In the entries that follow, how many lines contain the word "Mamie"? Answer with the number only.

======== Records shown ========

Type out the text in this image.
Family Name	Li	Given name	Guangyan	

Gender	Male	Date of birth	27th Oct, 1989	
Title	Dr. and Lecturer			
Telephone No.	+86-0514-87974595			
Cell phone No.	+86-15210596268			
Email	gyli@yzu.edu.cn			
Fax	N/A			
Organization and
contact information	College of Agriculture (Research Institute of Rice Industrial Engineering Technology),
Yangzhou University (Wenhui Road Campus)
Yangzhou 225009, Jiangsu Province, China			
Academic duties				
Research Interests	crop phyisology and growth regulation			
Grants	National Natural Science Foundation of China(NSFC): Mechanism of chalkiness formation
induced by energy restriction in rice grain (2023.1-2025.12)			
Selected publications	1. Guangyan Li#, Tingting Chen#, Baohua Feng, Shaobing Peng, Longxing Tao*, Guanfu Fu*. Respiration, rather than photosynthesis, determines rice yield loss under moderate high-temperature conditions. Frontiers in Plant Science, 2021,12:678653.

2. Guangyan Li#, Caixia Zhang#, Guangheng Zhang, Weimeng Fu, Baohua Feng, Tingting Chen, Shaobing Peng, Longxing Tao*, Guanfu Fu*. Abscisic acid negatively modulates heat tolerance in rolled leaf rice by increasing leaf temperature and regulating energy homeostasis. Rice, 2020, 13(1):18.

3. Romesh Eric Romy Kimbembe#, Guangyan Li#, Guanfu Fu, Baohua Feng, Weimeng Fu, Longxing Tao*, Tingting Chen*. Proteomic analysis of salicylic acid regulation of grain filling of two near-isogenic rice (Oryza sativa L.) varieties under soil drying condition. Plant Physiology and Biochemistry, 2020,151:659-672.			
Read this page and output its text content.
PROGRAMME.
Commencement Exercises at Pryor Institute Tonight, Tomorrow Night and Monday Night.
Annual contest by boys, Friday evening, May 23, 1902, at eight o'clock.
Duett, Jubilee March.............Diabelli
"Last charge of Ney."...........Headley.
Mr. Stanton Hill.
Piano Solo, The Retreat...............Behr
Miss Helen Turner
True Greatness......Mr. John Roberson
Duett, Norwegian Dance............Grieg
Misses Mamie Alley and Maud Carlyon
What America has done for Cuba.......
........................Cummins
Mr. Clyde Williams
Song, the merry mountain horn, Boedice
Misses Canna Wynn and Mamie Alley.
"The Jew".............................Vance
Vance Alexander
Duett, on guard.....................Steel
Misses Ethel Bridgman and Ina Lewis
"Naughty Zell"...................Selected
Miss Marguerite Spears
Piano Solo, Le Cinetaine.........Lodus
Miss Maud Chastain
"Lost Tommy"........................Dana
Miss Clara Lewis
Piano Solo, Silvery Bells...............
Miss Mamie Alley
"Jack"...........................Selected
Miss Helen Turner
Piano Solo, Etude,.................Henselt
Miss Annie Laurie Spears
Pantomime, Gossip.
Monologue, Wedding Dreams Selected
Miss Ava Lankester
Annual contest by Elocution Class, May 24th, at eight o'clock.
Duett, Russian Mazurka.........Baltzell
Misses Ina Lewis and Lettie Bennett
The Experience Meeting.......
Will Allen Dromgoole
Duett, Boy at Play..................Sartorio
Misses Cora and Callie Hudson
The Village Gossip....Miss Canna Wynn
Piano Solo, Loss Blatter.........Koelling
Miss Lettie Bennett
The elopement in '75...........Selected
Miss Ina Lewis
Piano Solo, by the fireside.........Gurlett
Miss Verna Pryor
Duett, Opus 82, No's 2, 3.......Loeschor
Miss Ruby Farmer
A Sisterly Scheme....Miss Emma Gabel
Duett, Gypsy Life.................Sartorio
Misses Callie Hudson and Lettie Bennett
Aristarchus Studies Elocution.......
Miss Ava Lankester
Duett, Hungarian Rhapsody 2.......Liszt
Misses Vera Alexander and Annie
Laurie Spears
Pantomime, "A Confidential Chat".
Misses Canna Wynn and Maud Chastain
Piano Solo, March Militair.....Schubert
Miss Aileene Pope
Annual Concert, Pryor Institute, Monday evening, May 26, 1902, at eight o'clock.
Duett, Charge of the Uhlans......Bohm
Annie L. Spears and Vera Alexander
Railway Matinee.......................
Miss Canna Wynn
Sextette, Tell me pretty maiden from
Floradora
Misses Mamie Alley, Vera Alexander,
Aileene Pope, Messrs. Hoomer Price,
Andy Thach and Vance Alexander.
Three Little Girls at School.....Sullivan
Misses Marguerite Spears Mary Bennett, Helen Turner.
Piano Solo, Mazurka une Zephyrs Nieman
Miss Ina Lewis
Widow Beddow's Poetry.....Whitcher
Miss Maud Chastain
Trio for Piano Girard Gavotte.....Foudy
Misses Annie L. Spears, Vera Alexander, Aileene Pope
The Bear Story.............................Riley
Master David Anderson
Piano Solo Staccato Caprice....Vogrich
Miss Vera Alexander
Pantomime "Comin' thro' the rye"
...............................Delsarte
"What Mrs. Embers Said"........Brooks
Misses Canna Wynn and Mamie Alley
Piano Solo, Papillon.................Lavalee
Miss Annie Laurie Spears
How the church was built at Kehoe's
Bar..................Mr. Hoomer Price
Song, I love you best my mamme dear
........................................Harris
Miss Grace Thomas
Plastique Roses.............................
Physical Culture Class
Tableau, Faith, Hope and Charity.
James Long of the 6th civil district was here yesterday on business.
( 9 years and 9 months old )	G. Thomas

========

=== Final result ===
5